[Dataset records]
+++++
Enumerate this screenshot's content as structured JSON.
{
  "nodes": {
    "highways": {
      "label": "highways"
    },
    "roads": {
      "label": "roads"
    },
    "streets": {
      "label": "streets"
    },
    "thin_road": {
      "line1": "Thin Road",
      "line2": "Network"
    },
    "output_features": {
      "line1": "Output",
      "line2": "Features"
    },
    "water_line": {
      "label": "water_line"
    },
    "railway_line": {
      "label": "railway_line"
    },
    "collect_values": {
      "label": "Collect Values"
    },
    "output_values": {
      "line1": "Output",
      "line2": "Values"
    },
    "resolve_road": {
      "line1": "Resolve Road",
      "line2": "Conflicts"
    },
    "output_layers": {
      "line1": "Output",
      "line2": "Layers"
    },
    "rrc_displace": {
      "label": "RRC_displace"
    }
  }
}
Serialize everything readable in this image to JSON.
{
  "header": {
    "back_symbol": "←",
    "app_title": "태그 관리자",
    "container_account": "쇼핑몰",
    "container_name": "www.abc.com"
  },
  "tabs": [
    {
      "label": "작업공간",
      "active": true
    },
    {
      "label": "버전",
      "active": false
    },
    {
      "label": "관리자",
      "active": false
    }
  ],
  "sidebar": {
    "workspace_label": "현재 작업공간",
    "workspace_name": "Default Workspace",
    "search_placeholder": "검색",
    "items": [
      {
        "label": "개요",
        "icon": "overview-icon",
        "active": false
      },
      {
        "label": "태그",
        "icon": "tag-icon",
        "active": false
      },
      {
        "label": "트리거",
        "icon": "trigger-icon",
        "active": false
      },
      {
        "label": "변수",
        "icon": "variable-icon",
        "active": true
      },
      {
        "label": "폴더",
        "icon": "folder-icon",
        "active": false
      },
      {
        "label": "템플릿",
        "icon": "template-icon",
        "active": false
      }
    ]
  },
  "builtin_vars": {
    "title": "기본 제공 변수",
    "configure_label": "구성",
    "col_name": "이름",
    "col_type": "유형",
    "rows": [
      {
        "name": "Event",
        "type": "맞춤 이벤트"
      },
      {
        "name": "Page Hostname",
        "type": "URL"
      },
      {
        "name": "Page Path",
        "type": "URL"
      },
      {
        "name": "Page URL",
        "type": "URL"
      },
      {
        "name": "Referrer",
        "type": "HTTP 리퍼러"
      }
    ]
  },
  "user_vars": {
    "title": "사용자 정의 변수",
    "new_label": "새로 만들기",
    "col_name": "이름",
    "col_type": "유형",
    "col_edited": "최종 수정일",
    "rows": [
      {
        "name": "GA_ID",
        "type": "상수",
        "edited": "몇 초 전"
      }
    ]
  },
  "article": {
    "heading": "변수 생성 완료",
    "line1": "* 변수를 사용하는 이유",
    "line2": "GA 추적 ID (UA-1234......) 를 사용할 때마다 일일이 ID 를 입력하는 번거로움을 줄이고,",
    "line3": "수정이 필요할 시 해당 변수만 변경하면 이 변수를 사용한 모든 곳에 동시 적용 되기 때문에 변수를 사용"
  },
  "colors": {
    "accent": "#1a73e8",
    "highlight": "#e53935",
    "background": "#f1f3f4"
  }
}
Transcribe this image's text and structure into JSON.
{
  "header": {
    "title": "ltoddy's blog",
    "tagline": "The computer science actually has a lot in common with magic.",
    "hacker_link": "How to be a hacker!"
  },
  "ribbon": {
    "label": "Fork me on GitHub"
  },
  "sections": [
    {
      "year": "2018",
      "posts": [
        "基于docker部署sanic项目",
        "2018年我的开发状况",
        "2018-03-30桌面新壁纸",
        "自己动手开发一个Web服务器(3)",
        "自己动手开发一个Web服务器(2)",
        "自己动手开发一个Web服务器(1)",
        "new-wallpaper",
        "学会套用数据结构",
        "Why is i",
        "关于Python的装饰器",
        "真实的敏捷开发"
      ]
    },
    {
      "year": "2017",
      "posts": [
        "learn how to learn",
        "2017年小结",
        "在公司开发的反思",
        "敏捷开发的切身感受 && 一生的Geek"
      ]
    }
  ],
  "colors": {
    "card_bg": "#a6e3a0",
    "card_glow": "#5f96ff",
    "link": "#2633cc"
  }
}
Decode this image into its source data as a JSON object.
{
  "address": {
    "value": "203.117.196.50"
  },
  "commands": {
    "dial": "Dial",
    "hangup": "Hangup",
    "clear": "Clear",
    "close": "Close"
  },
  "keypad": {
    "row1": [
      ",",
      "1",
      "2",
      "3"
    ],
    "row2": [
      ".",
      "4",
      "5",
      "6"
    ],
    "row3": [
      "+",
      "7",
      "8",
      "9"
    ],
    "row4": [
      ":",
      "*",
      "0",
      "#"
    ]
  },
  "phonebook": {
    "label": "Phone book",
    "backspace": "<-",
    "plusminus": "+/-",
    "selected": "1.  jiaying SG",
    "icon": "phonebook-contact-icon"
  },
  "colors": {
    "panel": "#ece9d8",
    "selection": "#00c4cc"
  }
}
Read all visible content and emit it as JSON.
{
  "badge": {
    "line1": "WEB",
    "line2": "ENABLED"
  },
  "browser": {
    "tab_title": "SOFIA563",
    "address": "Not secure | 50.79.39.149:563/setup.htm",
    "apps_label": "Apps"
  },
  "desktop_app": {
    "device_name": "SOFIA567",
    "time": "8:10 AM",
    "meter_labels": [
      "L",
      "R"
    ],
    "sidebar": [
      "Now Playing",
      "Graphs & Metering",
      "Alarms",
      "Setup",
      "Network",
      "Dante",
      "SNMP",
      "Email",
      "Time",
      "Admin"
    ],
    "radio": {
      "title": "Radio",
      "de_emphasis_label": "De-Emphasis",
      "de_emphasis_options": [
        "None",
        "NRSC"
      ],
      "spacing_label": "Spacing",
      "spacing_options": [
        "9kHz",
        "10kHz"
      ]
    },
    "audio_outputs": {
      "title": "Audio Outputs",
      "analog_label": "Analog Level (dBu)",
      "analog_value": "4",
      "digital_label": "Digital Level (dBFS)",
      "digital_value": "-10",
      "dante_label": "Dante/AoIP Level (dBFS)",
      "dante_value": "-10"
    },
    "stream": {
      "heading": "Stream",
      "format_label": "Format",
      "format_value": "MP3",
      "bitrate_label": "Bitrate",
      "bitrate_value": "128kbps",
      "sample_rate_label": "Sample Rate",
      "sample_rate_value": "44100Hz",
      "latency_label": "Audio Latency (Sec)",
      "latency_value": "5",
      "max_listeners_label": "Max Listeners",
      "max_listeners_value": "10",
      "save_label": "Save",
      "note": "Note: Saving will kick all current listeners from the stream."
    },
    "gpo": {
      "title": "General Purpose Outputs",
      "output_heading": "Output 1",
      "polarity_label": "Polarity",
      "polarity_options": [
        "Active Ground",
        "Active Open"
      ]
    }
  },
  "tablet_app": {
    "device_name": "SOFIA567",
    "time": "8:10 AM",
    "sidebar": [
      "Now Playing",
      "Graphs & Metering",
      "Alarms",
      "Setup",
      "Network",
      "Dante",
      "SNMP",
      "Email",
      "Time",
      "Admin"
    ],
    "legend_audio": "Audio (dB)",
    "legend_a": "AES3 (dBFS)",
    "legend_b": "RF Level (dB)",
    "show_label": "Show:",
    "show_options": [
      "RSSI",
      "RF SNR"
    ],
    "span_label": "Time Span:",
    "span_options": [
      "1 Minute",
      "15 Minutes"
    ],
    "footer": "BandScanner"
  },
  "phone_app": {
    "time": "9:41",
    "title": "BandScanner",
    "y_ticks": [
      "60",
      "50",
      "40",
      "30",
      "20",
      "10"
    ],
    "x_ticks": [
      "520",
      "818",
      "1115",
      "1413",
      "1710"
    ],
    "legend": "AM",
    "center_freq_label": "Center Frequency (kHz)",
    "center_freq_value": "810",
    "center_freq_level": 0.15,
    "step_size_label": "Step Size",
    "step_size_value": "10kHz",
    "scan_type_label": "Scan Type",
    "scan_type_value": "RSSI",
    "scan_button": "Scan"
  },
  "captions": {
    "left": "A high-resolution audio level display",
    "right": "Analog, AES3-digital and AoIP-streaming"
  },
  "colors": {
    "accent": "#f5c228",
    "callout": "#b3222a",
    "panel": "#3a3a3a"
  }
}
+++++
What to work on
Which lines contain "JSON"? Copy each of them out.

Exercise solution
Enumerate this screenshot's content as structured JSON.
Serialize everything readable in this image to JSON.
Transcribe this image's text and structure into JSON.
Decode this image into its source data as a JSON object.
Read all visible content and emit it as JSON.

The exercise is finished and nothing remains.